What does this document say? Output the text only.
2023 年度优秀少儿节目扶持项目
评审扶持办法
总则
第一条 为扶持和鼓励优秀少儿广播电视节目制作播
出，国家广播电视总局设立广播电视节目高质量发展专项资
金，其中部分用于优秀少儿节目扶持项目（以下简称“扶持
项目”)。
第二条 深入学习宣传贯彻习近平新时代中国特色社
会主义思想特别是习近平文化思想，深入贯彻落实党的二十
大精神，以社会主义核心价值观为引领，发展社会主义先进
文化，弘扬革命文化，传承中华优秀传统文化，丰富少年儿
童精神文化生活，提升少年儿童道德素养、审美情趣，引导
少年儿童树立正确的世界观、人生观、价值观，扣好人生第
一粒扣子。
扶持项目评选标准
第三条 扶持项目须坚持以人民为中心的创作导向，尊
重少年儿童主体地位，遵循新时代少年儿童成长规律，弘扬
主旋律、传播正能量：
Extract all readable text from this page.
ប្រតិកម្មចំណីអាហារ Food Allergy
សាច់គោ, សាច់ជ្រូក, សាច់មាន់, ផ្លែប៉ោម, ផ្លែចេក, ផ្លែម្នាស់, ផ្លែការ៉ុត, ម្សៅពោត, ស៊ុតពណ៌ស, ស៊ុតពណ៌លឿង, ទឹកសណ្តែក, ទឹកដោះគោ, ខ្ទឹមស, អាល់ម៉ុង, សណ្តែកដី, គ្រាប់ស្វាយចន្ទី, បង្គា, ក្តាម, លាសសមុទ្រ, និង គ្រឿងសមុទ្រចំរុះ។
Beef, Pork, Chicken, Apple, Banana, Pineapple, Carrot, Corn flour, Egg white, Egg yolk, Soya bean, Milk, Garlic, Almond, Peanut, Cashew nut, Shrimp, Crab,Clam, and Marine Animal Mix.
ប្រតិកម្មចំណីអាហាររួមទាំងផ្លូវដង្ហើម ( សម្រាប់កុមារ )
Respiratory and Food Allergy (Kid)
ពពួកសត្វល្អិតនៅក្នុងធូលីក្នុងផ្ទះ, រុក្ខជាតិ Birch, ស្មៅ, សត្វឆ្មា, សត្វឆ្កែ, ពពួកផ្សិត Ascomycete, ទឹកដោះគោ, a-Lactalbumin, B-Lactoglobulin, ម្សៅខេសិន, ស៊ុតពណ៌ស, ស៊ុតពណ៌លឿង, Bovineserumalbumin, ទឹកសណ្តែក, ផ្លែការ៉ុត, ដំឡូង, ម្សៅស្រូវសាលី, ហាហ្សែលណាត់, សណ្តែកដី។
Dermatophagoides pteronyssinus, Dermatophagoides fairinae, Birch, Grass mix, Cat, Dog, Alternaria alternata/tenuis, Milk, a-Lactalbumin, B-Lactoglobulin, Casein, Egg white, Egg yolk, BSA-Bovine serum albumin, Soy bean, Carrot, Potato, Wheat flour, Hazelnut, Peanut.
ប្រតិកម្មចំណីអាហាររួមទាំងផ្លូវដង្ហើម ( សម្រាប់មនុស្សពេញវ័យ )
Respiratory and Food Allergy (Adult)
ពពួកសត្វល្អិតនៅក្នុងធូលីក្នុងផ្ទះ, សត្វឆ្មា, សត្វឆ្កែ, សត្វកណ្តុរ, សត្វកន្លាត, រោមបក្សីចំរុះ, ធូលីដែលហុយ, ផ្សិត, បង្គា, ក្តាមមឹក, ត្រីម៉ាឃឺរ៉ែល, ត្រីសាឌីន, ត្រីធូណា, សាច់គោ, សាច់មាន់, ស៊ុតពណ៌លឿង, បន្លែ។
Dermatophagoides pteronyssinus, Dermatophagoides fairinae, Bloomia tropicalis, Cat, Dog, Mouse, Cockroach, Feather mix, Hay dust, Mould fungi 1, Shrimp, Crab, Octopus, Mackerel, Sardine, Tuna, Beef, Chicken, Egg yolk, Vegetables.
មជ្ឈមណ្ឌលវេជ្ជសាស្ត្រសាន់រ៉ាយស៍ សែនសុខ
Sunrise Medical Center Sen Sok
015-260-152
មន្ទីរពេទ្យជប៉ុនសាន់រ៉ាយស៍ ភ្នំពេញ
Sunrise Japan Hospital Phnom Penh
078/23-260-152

-*-

# [WRITTEN EXERCISE]
Copy every line above that includes the string "white".

# [REPLY TO THE EXERCISE]
Beef, Pork, Chicken, Apple, Banana, Pineapple, Carrot, Corn flour, Egg white, Egg yolk, Soya bean, Milk, Garlic, Almond, Peanut, Cashew nut, Shrimp, Crab,Clam, and Marine Animal Mix.
Dermatophagoides pteronyssinus, Dermatophagoides fairinae, Birch, Grass mix, Cat, Dog, Alternaria alternata/tenuis, Milk, a-Lactalbumin, B-Lactoglobulin, Casein, Egg white, Egg yolk, BSA-Bovine serum albumin, Soy bean, Carrot, Potato, Wheat flour, Hazelnut, Peanut.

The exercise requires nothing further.